Job:
The records should be repeated word for word, pictures excluded.

Available data:
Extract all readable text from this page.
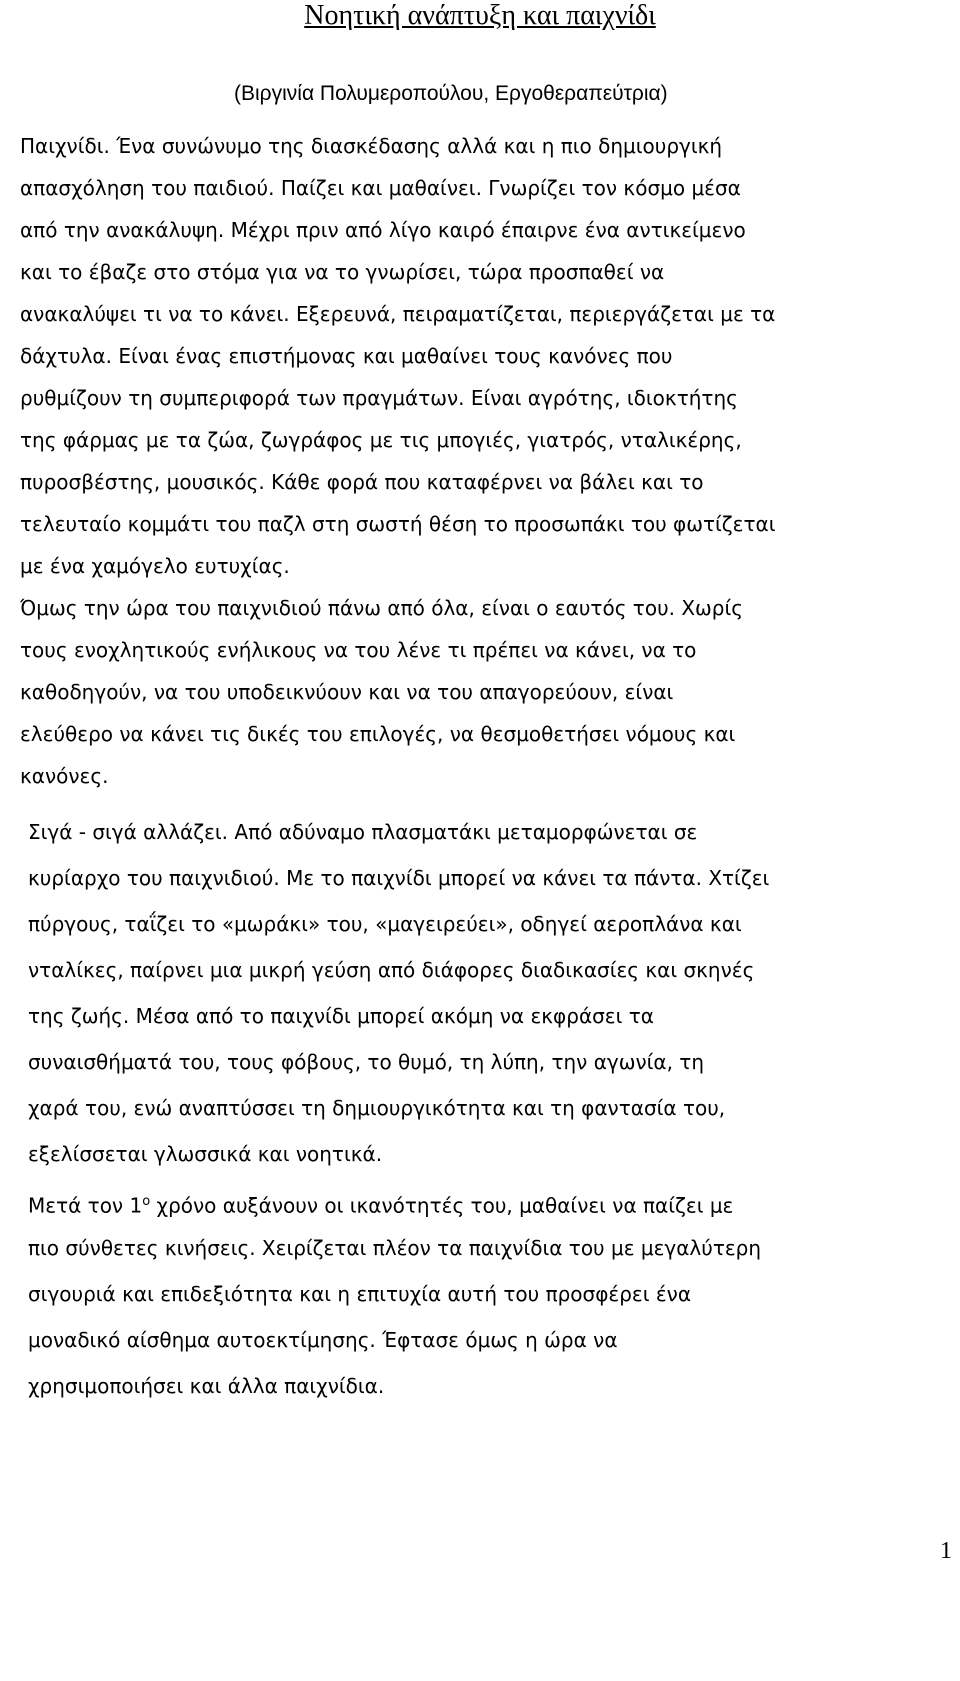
Νοητική ανάπτυξη και παιχνίδι
(Βιργινία Πολυμεροπούλου, Εργοθεραπεύτρια)
Παιχνίδι. Ένα συνώνυμο της διασκέδασης αλλά και η πιο δημιουργική
απασχόληση του παιδιού. Παίζει και μαθαίνει. Γνωρίζει τον κόσμο μέσα
από την ανακάλυψη. Μέχρι πριν από λίγο καιρό έπαιρνε ένα αντικείμενο
και το έβαζε στο στόμα για να το γνωρίσει, τώρα προσπαθεί να
ανακαλύψει τι να το κάνει. Εξερευνά, πειραματίζεται, περιεργάζεται με τα
δάχτυλα. Είναι ένας επιστήμονας και μαθαίνει τους κανόνες που
ρυθμίζουν τη συμπεριφορά των πραγμάτων. Είναι αγρότης, ιδιοκτήτης
της φάρμας με τα ζώα, ζωγράφος με τις μπογιές, γιατρός, νταλικέρης,
πυροσβέστης, μουσικός. Κάθε φορά που καταφέρνει να βάλει και το
τελευταίο κομμάτι του παζλ στη σωστή θέση το προσωπάκι του φωτίζεται
με ένα χαμόγελο ευτυχίας.
Όμως την ώρα του παιχνιδιού πάνω από όλα, είναι ο εαυτός του. Χωρίς
τους ενοχλητικούς ενήλικους να του λένε τι πρέπει να κάνει, να το
καθοδηγούν, να του υποδεικνύουν και να του απαγορεύουν, είναι
ελεύθερο να κάνει τις δικές του επιλογές, να θεσμοθετήσει νόμους και
κανόνες.
Σιγά - σιγά αλλάζει. Από αδύναμο πλασματάκι μεταμορφώνεται σε
κυρίαρχο του παιχνιδιού. Με το παιχνίδι μπορεί να κάνει τα πάντα. Χτίζει
πύργους, ταΐζει το «μωράκι» του, «μαγειρεύει», οδηγεί αεροπλάνα και
νταλίκες, παίρνει μια μικρή γεύση από διάφορες διαδικασίες και σκηνές
της ζωής. Μέσα από το παιχνίδι μπορεί ακόμη να εκφράσει τα
συναισθήματά του, τους φόβους, το θυμό, τη λύπη, την αγωνία, τη
χαρά του, ενώ αναπτύσσει τη δημιουργικότητα και τη φαντασία του,
εξελίσσεται γλωσσικά και νοητικά.
Μετά τον $1^o$ χρόνο αυξάνουν οι ικανότητές του, μαθαίνει να παίζει με
πιο σύνθετες κινήσεις. Χειρίζεται πλέον τα παιχνίδια του με μεγαλύτερη
σιγουριά και επιδεξιότητα και η επιτυχία αυτή του προσφέρει ένα
μοναδικό αίσθημα αυτοεκτίμησης. Έφτασε όμως η ώρα να
χρησιμοποιήσει και άλλα παιχνίδια.
1
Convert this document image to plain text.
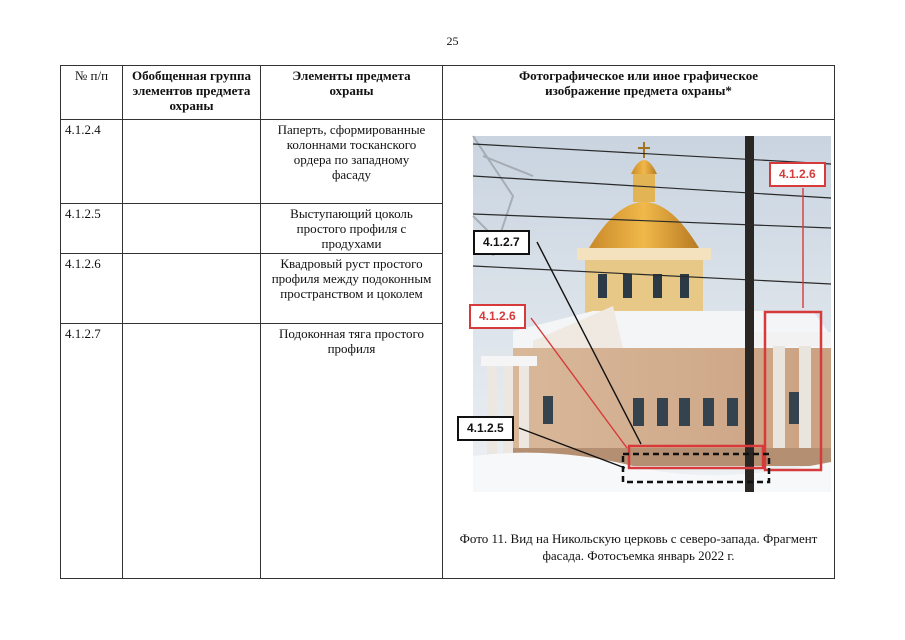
25
№ п/п	Обобщенная группа элементов предмета охраны	Элементы предмета охраны	Фотографическое или иное графическое изображение предмета охраны*
4.1.2.4		Паперть, сформированные колоннами тосканского ордера по западному фасаду	4.1.2.6
4.1.2.7
4.1.2.6
4.1.2.5
Фото 11. Вид на Никольскую церковь с северо-запада. Фрагмент фасада. Фотосъемка январь 2022 г.

4.1.2.5		Выступающий цоколь простого профиля с продухами	
4.1.2.6		Квадровый руст простого профиля между подоконным пространством и цоколем	
4.1.2.7		Подоконная тяга простого профиля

Exercise answer:
Extract all readable text from this page.
Νοητική ανάπτυξη και παιχνίδι
(Βιργινία Πολυμεροπούλου, Εργοθεραπεύτρια)
Παιχνίδι. Ένα συνώνυμο της διασκέδασης αλλά και η πιο δημιουργική
απασχόληση του παιδιού. Παίζει και μαθαίνει. Γνωρίζει τον κόσμο μέσα
από την ανακάλυψη. Μέχρι πριν από λίγο καιρό έπαιρνε ένα αντικείμενο
και το έβαζε στο στόμα για να το γνωρίσει, τώρα προσπαθεί να
ανακαλύψει τι να το κάνει. Εξερευνά, πειραματίζεται, περιεργάζεται με τα
δάχτυλα. Είναι ένας επιστήμονας και μαθαίνει τους κανόνες που
ρυθμίζουν τη συμπεριφορά των πραγμάτων. Είναι αγρότης, ιδιοκτήτης
της φάρμας με τα ζώα, ζωγράφος με τις μπογιές, γιατρός, νταλικέρης,
πυροσβέστης, μουσικός. Κάθε φορά που καταφέρνει να βάλει και το
τελευταίο κομμάτι του παζλ στη σωστή θέση το προσωπάκι του φωτίζεται
με ένα χαμόγελο ευτυχίας.
Όμως την ώρα του παιχνιδιού πάνω από όλα, είναι ο εαυτός του. Χωρίς
τους ενοχλητικούς ενήλικους να του λένε τι πρέπει να κάνει, να το
καθοδηγούν, να του υποδεικνύουν και να του απαγορεύουν, είναι
ελεύθερο να κάνει τις δικές του επιλογές, να θεσμοθετήσει νόμους και
κανόνες.
Σιγά - σιγά αλλάζει. Από αδύναμο πλασματάκι μεταμορφώνεται σε
κυρίαρχο του παιχνιδιού. Με το παιχνίδι μπορεί να κάνει τα πάντα. Χτίζει
πύργους, ταΐζει το «μωράκι» του, «μαγειρεύει», οδηγεί αεροπλάνα και
νταλίκες, παίρνει μια μικρή γεύση από διάφορες διαδικασίες και σκηνές
της ζωής. Μέσα από το παιχνίδι μπορεί ακόμη να εκφράσει τα
συναισθήματά του, τους φόβους, το θυμό, τη λύπη, την αγωνία, τη
χαρά του, ενώ αναπτύσσει τη δημιουργικότητα και τη φαντασία του,
εξελίσσεται γλωσσικά και νοητικά.
Μετά τον $1^o$ χρόνο αυξάνουν οι ικανότητές του, μαθαίνει να παίζει με
πιο σύνθετες κινήσεις. Χειρίζεται πλέον τα παιχνίδια του με μεγαλύτερη
σιγουριά και επιδεξιότητα και η επιτυχία αυτή του προσφέρει ένα
μοναδικό αίσθημα αυτοεκτίμησης. Έφτασε όμως η ώρα να
χρησιμοποιήσει και άλλα παιχνίδια.
1
Convert this document image to plain text.
25
№ п/п	Обобщенная группа элементов предмета охраны	Элементы предмета охраны	Фотографическое или иное графическое изображение предмета охраны*
4.1.2.4		Паперть, сформированные колоннами тосканского ордера по западному фасаду	4.1.2.6
4.1.2.7
4.1.2.6
4.1.2.5
Фото 11. Вид на Никольскую церковь с северо-запада. Фрагмент фасада. Фотосъемка январь 2022 г.

4.1.2.5		Выступающий цоколь простого профиля с продухами	
4.1.2.6		Квадровый руст простого профиля между подоконным пространством и цоколем	
4.1.2.7		Подоконная тяга простого профиля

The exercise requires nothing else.